-- start --

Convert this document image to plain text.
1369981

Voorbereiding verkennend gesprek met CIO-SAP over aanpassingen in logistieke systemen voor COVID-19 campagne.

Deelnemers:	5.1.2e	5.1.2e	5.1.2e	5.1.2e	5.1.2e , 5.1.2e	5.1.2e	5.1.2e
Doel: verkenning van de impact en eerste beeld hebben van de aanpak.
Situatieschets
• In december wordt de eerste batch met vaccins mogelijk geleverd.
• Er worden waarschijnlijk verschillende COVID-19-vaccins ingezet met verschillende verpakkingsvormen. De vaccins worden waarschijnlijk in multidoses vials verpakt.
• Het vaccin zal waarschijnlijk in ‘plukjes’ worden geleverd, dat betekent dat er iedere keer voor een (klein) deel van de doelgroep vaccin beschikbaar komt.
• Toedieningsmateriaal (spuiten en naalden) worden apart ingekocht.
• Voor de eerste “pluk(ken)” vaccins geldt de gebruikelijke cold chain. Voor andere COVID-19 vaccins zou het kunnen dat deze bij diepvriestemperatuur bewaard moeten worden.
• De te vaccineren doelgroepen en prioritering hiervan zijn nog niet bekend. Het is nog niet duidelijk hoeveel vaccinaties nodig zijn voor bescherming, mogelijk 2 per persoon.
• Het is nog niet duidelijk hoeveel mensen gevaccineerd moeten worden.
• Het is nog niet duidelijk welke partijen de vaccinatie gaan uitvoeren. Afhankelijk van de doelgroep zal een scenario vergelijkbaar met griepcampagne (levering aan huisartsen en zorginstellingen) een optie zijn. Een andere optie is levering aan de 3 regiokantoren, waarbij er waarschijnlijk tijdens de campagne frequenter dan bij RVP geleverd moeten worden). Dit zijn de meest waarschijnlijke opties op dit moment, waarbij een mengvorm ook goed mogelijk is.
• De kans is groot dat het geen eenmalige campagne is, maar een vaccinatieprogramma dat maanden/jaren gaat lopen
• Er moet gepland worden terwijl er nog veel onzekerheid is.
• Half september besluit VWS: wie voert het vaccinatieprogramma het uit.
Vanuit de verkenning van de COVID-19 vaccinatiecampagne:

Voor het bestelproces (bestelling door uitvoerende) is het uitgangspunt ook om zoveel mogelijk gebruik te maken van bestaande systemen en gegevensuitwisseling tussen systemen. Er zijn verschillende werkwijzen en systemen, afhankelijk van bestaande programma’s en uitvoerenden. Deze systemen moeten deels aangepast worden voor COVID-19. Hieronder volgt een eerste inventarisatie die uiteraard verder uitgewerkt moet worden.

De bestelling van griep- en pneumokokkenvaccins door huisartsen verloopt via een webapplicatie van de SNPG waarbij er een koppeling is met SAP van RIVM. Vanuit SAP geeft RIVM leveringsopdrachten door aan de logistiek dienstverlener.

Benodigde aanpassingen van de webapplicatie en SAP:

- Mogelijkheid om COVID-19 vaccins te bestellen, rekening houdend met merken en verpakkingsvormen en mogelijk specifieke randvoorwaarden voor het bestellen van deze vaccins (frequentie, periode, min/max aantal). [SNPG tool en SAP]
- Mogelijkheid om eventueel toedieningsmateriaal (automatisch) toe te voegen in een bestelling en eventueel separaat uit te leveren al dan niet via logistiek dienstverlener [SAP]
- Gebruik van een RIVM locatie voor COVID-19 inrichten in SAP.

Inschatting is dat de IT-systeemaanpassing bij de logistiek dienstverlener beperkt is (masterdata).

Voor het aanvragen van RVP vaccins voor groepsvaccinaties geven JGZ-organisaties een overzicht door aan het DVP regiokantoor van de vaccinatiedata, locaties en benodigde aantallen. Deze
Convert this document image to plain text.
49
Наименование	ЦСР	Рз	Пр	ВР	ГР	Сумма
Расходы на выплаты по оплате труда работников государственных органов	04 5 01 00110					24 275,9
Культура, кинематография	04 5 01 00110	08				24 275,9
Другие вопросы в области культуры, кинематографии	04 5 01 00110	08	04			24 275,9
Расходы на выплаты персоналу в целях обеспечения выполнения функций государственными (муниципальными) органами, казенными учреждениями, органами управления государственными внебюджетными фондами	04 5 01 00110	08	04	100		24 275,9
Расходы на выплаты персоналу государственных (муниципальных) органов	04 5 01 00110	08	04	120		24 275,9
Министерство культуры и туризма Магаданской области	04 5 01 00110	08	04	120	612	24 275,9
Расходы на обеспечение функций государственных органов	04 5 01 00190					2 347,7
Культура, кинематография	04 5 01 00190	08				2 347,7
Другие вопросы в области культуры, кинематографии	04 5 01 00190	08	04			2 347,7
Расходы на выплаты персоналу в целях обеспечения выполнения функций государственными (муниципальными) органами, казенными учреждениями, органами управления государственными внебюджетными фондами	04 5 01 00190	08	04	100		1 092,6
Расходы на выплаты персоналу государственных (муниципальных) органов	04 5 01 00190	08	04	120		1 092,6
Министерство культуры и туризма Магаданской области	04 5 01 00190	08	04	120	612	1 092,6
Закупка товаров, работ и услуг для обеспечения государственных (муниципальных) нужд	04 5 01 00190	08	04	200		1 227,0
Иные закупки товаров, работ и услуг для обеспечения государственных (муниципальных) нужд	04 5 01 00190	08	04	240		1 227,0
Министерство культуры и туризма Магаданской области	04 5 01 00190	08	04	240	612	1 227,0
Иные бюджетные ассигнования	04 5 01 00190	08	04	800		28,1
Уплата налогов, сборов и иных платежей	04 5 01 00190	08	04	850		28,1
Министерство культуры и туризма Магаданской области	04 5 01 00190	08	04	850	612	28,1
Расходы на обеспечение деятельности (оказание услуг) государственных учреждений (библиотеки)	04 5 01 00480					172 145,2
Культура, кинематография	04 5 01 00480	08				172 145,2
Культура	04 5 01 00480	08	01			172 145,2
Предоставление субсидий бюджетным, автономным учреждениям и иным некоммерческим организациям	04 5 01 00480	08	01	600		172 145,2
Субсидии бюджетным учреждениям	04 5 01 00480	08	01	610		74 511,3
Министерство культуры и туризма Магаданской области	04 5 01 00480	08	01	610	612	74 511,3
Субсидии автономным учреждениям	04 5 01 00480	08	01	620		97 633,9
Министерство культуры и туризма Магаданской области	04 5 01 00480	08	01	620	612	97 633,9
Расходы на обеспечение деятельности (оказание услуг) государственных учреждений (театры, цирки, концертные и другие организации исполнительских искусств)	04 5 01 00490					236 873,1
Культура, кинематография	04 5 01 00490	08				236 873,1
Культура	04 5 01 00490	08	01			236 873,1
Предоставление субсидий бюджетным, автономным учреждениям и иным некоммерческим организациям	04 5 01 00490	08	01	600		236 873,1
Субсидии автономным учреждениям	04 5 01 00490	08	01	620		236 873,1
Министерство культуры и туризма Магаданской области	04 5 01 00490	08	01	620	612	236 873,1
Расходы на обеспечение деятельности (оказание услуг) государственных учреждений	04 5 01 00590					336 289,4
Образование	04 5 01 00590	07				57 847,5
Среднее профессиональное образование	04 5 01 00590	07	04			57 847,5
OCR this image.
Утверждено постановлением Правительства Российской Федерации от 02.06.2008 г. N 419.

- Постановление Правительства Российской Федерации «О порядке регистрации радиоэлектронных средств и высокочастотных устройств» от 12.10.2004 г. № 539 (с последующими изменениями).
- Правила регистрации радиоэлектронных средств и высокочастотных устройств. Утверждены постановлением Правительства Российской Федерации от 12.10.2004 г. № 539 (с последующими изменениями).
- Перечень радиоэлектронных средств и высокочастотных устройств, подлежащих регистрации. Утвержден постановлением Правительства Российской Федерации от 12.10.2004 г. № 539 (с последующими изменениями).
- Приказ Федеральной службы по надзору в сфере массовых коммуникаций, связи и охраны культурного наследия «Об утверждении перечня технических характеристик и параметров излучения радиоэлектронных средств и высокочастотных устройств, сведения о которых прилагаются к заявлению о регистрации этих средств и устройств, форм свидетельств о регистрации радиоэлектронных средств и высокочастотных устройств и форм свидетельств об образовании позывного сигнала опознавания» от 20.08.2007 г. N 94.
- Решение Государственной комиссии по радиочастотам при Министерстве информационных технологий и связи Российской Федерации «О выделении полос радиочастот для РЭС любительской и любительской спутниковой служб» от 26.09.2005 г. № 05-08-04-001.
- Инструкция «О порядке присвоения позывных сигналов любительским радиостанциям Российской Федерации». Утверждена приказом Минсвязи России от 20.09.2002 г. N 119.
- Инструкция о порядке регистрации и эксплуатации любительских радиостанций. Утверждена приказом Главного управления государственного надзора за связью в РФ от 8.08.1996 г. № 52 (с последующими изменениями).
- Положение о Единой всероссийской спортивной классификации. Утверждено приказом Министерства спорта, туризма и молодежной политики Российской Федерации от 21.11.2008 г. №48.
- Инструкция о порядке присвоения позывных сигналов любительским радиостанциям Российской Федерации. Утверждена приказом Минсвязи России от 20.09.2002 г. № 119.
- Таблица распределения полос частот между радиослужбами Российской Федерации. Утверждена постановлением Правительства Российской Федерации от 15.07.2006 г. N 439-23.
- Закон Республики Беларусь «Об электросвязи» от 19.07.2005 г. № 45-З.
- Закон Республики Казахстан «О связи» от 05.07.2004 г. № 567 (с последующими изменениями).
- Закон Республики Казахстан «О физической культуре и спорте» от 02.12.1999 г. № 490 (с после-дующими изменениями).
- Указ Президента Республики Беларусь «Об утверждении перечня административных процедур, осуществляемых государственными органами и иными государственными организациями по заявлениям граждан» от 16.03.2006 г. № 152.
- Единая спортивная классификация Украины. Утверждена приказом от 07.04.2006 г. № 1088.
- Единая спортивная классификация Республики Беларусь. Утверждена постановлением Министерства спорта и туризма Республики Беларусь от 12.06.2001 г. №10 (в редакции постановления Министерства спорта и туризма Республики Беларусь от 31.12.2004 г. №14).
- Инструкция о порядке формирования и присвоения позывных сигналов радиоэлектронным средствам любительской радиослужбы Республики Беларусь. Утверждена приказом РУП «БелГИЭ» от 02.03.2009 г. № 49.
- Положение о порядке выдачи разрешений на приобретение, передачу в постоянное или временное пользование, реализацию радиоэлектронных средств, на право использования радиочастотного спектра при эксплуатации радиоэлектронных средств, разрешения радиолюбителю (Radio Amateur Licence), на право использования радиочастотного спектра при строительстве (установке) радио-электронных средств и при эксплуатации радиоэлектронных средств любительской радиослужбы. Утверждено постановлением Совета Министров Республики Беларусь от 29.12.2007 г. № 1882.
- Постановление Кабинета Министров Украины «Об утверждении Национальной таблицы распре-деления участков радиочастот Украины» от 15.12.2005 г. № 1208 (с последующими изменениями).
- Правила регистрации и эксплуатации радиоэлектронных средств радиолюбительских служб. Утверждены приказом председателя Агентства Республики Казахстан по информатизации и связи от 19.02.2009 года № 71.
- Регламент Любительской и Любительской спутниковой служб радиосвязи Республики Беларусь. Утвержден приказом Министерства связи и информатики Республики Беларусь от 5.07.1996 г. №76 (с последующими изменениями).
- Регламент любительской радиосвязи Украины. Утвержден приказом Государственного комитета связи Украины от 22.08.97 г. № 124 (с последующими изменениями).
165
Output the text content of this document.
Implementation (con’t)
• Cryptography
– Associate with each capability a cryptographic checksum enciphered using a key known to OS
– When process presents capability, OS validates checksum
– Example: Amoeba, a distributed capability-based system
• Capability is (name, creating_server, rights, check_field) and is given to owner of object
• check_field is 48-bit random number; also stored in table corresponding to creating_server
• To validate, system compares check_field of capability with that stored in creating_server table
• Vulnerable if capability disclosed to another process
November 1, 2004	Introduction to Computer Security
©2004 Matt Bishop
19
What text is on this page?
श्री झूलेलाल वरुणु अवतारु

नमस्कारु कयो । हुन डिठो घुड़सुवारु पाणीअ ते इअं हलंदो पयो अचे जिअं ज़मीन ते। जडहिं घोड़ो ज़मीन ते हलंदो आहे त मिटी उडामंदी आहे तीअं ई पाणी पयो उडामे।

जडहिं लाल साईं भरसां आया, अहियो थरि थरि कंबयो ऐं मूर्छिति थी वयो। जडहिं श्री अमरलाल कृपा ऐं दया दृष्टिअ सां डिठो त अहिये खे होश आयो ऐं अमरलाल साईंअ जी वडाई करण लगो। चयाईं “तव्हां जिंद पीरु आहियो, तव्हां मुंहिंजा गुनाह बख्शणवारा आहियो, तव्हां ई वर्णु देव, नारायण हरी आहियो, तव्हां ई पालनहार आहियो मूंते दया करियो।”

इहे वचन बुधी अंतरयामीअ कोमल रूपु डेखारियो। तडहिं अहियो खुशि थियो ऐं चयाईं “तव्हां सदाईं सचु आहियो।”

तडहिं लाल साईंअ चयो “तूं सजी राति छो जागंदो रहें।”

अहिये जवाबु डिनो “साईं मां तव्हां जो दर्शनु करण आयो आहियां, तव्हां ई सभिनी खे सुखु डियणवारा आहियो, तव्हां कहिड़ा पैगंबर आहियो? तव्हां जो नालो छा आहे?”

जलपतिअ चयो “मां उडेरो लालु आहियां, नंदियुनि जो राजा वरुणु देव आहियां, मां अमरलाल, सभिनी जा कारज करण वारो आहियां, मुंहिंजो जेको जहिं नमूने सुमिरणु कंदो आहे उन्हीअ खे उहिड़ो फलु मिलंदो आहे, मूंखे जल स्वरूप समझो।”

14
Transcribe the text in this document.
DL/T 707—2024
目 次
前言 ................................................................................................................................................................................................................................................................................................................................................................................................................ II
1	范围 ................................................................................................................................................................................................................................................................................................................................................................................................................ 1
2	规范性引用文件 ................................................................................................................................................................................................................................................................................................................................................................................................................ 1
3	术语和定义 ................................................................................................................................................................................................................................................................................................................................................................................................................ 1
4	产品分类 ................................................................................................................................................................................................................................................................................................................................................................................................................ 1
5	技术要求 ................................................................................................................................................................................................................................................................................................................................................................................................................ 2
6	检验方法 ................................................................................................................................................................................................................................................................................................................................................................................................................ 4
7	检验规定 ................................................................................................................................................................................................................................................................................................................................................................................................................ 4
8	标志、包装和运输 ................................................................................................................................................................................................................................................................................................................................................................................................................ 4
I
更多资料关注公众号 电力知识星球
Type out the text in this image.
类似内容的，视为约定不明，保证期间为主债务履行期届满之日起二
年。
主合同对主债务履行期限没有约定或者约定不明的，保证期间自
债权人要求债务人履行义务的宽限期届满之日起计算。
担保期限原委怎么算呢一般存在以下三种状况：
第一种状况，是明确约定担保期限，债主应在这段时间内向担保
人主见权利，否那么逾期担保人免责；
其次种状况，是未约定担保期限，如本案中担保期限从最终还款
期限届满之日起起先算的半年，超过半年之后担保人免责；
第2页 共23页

-- end --

◆ What this task involves:
Give only the number of lines above that hold the string "деятельности".

◆ Output for this task:
3